▶ **Written task**:
Find every line in the records below that holds the word "Europejskiego" and copy it.

▶ **Data to process**:
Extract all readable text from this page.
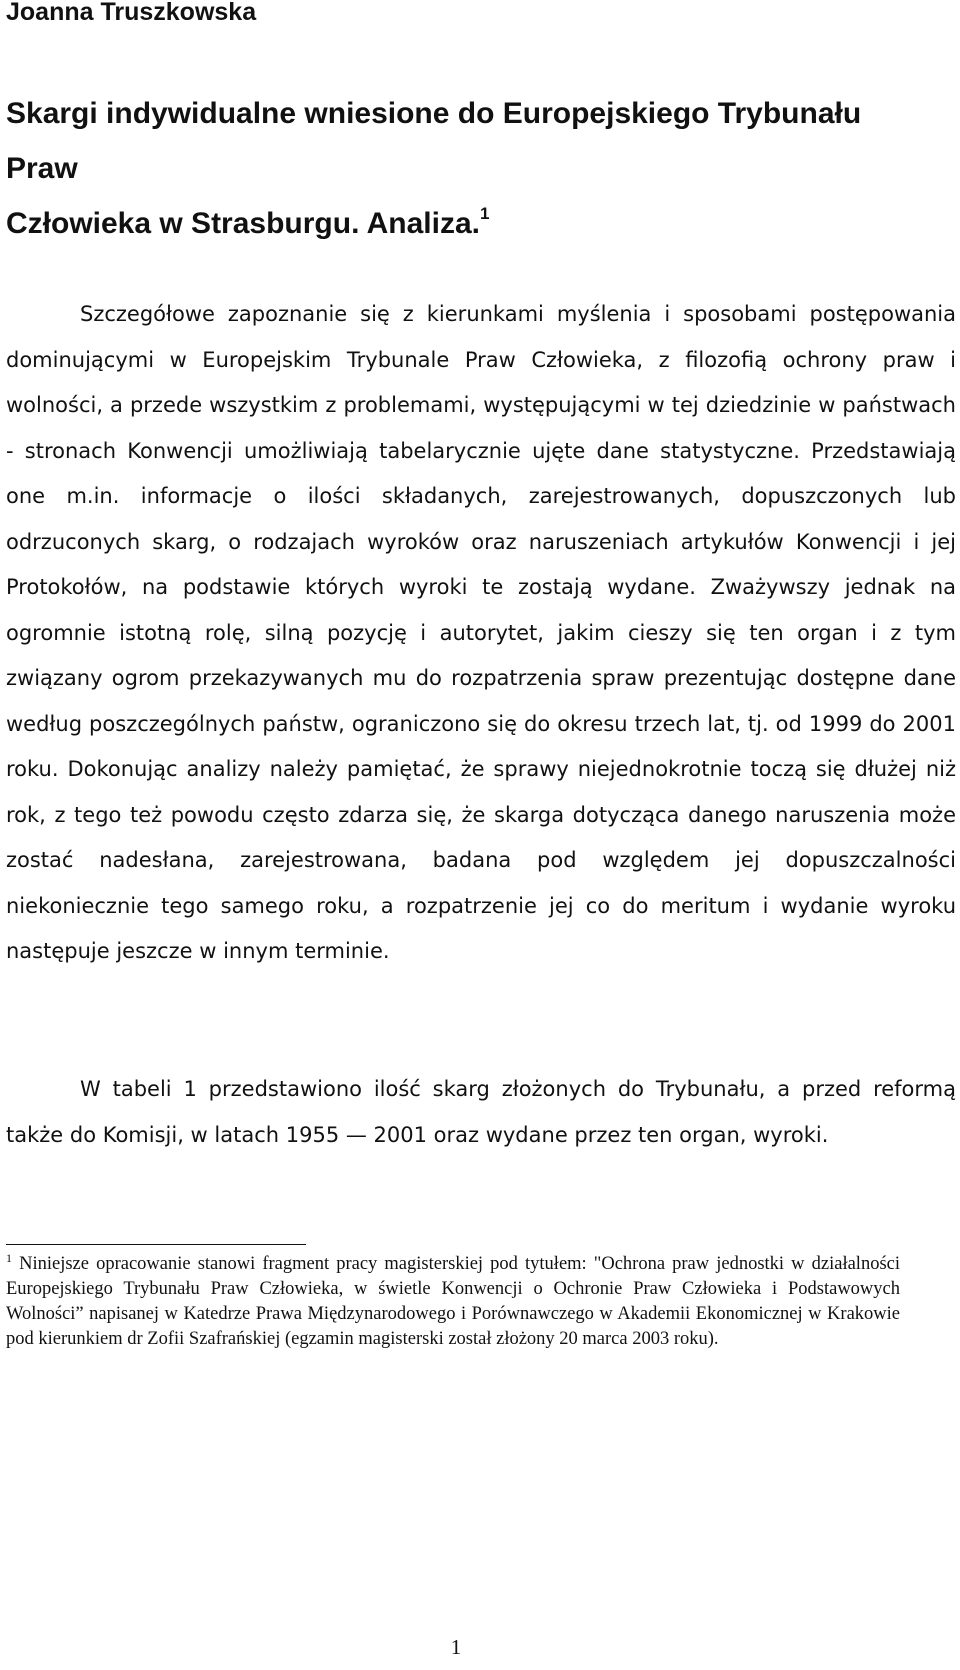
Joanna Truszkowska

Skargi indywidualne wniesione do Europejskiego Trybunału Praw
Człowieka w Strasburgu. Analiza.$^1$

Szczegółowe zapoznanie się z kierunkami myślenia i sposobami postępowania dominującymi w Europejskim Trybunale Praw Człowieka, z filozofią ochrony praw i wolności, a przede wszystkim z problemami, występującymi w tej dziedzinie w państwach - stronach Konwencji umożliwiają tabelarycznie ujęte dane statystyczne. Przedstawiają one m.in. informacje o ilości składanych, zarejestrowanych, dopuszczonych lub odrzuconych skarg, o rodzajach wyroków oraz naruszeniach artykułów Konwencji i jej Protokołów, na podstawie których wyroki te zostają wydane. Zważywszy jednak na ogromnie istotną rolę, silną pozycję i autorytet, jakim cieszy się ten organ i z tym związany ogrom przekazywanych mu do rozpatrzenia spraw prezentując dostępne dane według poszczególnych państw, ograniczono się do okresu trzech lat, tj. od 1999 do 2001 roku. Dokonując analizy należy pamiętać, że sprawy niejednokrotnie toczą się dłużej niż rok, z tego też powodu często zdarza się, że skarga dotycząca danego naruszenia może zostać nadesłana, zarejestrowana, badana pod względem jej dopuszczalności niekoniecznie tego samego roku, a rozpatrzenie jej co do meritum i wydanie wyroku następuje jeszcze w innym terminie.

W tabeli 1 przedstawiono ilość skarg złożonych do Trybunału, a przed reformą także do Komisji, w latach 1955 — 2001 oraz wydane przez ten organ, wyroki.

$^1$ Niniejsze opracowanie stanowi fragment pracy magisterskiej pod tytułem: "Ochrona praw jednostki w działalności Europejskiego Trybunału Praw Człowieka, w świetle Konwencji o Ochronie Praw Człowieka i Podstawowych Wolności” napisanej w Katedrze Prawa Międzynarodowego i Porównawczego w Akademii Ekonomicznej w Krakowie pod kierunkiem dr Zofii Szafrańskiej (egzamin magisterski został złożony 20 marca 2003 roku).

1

▶ **Reply**:
Skargi indywidualne wniesione do Europejskiego Trybunału Praw
$^1$ Niniejsze opracowanie stanowi fragment pracy magisterskiej pod tytułem: "Ochrona praw jednostki w działalności Europejskiego Trybunału Praw Człowieka, w świetle Konwencji o Ochronie Praw Człowieka i Podstawowych Wolności” napisanej w Katedrze Prawa Międzynarodowego i Porównawczego w Akademii Ekonomicznej w Krakowie pod kierunkiem dr Zofii Szafrańskiej (egzamin magisterski został złożony 20 marca 2003 roku).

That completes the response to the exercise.